Print the listing below in its entirety, character for character.
* BEGIN Data for this task *
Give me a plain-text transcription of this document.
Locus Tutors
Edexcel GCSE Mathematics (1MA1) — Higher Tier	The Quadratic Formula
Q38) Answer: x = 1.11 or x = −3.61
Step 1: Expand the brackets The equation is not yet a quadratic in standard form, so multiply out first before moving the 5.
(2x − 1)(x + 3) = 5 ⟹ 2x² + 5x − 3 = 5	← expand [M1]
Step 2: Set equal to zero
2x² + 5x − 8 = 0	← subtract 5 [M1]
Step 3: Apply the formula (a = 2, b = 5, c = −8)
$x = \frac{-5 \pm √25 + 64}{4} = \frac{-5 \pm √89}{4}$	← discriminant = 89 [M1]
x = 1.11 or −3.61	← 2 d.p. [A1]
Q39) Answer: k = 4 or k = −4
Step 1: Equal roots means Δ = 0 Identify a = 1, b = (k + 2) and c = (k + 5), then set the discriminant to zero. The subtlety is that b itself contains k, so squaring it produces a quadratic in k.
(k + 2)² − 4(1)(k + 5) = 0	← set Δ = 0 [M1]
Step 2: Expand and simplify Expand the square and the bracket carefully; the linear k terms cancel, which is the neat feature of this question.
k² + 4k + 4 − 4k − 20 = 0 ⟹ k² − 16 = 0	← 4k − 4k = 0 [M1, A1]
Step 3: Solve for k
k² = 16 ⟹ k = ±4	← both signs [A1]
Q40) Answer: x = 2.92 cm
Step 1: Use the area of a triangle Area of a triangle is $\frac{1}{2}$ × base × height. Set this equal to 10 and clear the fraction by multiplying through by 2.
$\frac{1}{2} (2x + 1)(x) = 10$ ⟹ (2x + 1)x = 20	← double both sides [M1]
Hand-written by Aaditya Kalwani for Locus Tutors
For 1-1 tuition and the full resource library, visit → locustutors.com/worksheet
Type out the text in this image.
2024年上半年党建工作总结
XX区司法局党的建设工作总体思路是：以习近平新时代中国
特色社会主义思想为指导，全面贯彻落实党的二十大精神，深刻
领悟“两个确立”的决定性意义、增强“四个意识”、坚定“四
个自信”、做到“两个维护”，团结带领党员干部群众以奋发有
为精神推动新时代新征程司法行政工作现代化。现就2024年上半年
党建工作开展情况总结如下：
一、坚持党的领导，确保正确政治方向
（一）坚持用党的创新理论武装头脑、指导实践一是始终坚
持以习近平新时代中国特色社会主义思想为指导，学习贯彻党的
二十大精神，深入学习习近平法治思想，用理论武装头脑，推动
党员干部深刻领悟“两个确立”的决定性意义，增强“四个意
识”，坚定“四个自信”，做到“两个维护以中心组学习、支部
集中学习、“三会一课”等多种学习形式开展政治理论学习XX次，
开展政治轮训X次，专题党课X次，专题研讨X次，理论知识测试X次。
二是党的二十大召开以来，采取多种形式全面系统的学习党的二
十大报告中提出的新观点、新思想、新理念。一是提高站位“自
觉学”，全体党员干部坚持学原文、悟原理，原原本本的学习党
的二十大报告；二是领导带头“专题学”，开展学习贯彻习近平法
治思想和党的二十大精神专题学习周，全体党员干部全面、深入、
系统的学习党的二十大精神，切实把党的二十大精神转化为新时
* END Data for this task *
- Answer to this exercise
Give me a plain-text transcription of this document.
Locus Tutors
Edexcel GCSE Mathematics (1MA1) — Higher Tier	The Quadratic Formula
Q38) Answer: x = 1.11 or x = −3.61
Step 1: Expand the brackets The equation is not yet a quadratic in standard form, so multiply out first before moving the 5.
(2x − 1)(x + 3) = 5 ⟹ 2x² + 5x − 3 = 5	← expand [M1]
Step 2: Set equal to zero
2x² + 5x − 8 = 0	← subtract 5 [M1]
Step 3: Apply the formula (a = 2, b = 5, c = −8)
$x = \frac{-5 \pm √25 + 64}{4} = \frac{-5 \pm √89}{4}$	← discriminant = 89 [M1]
x = 1.11 or −3.61	← 2 d.p. [A1]
Q39) Answer: k = 4 or k = −4
Step 1: Equal roots means Δ = 0 Identify a = 1, b = (k + 2) and c = (k + 5), then set the discriminant to zero. The subtlety is that b itself contains k, so squaring it produces a quadratic in k.
(k + 2)² − 4(1)(k + 5) = 0	← set Δ = 0 [M1]
Step 2: Expand and simplify Expand the square and the bracket carefully; the linear k terms cancel, which is the neat feature of this question.
k² + 4k + 4 − 4k − 20 = 0 ⟹ k² − 16 = 0	← 4k − 4k = 0 [M1, A1]
Step 3: Solve for k
k² = 16 ⟹ k = ±4	← both signs [A1]
Q40) Answer: x = 2.92 cm
Step 1: Use the area of a triangle Area of a triangle is $\frac{1}{2}$ × base × height. Set this equal to 10 and clear the fraction by multiplying through by 2.
$\frac{1}{2} (2x + 1)(x) = 10$ ⟹ (2x + 1)x = 20	← double both sides [M1]
Hand-written by Aaditya Kalwani for Locus Tutors
For 1-1 tuition and the full resource library, visit → locustutors.com/worksheet
Type out the text in this image.
2024年上半年党建工作总结
XX区司法局党的建设工作总体思路是：以习近平新时代中国
特色社会主义思想为指导，全面贯彻落实党的二十大精神，深刻
领悟“两个确立”的决定性意义、增强“四个意识”、坚定“四
个自信”、做到“两个维护”，团结带领党员干部群众以奋发有
为精神推动新时代新征程司法行政工作现代化。现就2024年上半年
党建工作开展情况总结如下：
一、坚持党的领导，确保正确政治方向
（一）坚持用党的创新理论武装头脑、指导实践一是始终坚
持以习近平新时代中国特色社会主义思想为指导，学习贯彻党的
二十大精神，深入学习习近平法治思想，用理论武装头脑，推动
党员干部深刻领悟“两个确立”的决定性意义，增强“四个意
识”，坚定“四个自信”，做到“两个维护以中心组学习、支部
集中学习、“三会一课”等多种学习形式开展政治理论学习XX次，
开展政治轮训X次，专题党课X次，专题研讨X次，理论知识测试X次。
二是党的二十大召开以来，采取多种形式全面系统的学习党的二
十大报告中提出的新观点、新思想、新理念。一是提高站位“自
觉学”，全体党员干部坚持学原文、悟原理，原原本本的学习党
的二十大报告；二是领导带头“专题学”，开展学习贯彻习近平法
治思想和党的二十大精神专题学习周，全体党员干部全面、深入、
系统的学习党的二十大精神，切实把党的二十大精神转化为新时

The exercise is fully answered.